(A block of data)
▼

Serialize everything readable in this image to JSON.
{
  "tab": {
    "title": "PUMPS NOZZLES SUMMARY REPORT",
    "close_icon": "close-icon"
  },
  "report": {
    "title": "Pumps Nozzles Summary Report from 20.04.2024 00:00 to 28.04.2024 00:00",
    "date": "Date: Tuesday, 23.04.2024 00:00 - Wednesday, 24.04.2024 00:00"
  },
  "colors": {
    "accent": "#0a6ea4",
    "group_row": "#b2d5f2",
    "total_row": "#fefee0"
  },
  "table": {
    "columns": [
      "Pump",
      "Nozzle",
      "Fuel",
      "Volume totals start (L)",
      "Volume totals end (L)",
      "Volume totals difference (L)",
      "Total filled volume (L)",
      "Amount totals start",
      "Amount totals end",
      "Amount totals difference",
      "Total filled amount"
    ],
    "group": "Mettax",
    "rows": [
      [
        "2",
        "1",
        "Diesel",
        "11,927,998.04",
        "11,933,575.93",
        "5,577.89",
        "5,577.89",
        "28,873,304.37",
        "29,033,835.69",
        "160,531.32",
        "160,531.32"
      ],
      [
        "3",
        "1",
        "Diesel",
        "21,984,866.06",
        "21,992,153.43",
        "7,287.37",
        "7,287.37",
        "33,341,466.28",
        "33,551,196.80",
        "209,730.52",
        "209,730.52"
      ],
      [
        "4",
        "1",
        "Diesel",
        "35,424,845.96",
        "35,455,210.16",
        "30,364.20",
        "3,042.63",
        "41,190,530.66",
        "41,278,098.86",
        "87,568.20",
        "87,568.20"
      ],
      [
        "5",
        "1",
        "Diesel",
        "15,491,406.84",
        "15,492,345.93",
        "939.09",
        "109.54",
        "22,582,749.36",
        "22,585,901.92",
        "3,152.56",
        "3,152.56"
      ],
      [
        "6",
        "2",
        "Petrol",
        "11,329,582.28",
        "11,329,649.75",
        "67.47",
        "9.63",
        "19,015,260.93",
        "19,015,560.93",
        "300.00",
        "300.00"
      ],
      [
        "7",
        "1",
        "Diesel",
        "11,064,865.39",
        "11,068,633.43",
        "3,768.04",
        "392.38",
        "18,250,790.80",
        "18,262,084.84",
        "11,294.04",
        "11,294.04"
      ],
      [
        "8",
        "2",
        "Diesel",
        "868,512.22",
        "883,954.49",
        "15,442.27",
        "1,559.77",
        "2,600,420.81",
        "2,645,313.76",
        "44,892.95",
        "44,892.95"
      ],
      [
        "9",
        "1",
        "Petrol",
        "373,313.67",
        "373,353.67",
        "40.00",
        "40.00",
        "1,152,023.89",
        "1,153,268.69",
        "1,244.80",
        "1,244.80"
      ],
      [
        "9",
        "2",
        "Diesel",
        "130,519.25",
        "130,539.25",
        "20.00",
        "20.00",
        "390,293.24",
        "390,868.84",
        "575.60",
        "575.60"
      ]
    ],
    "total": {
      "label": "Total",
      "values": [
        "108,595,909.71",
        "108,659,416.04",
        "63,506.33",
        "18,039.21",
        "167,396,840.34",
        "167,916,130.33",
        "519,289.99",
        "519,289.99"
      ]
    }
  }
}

▲

Set exercise ->
Repeat each of the entries above precisely as given.

Output for this exercise ->
Serialize everything readable in this image to JSON.
{
  "tab": {
    "title": "PUMPS NOZZLES SUMMARY REPORT",
    "close_icon": "close-icon"
  },
  "report": {
    "title": "Pumps Nozzles Summary Report from 20.04.2024 00:00 to 28.04.2024 00:00",
    "date": "Date: Tuesday, 23.04.2024 00:00 - Wednesday, 24.04.2024 00:00"
  },
  "colors": {
    "accent": "#0a6ea4",
    "group_row": "#b2d5f2",
    "total_row": "#fefee0"
  },
  "table": {
    "columns": [
      "Pump",
      "Nozzle",
      "Fuel",
      "Volume totals start (L)",
      "Volume totals end (L)",
      "Volume totals difference (L)",
      "Total filled volume (L)",
      "Amount totals start",
      "Amount totals end",
      "Amount totals difference",
      "Total filled amount"
    ],
    "group": "Mettax",
    "rows": [
      [
        "2",
        "1",
        "Diesel",
        "11,927,998.04",
        "11,933,575.93",
        "5,577.89",
        "5,577.89",
        "28,873,304.37",
        "29,033,835.69",
        "160,531.32",
        "160,531.32"
      ],
      [
        "3",
        "1",
        "Diesel",
        "21,984,866.06",
        "21,992,153.43",
        "7,287.37",
        "7,287.37",
        "33,341,466.28",
        "33,551,196.80",
        "209,730.52",
        "209,730.52"
      ],
      [
        "4",
        "1",
        "Diesel",
        "35,424,845.96",
        "35,455,210.16",
        "30,364.20",
        "3,042.63",
        "41,190,530.66",
        "41,278,098.86",
        "87,568.20",
        "87,568.20"
      ],
      [
        "5",
        "1",
        "Diesel",
        "15,491,406.84",
        "15,492,345.93",
        "939.09",
        "109.54",
        "22,582,749.36",
        "22,585,901.92",
        "3,152.56",
        "3,152.56"
      ],
      [
        "6",
        "2",
        "Petrol",
        "11,329,582.28",
        "11,329,649.75",
        "67.47",
        "9.63",
        "19,015,260.93",
        "19,015,560.93",
        "300.00",
        "300.00"
      ],
      [
        "7",
        "1",
        "Diesel",
        "11,064,865.39",
        "11,068,633.43",
        "3,768.04",
        "392.38",
        "18,250,790.80",
        "18,262,084.84",
        "11,294.04",
        "11,294.04"
      ],
      [
        "8",
        "2",
        "Diesel",
        "868,512.22",
        "883,954.49",
        "15,442.27",
        "1,559.77",
        "2,600,420.81",
        "2,645,313.76",
        "44,892.95",
        "44,892.95"
      ],
      [
        "9",
        "1",
        "Petrol",
        "373,313.67",
        "373,353.67",
        "40.00",
        "40.00",
        "1,152,023.89",
        "1,153,268.69",
        "1,244.80",
        "1,244.80"
      ],
      [
        "9",
        "2",
        "Diesel",
        "130,519.25",
        "130,539.25",
        "20.00",
        "20.00",
        "390,293.24",
        "390,868.84",
        "575.60",
        "575.60"
      ]
    ],
    "total": {
      "label": "Total",
      "values": [
        "108,595,909.71",
        "108,659,416.04",
        "63,506.33",
        "18,039.21",
        "167,396,840.34",
        "167,916,130.33",
        "519,289.99",
        "519,289.99"
      ]
    }
  }
}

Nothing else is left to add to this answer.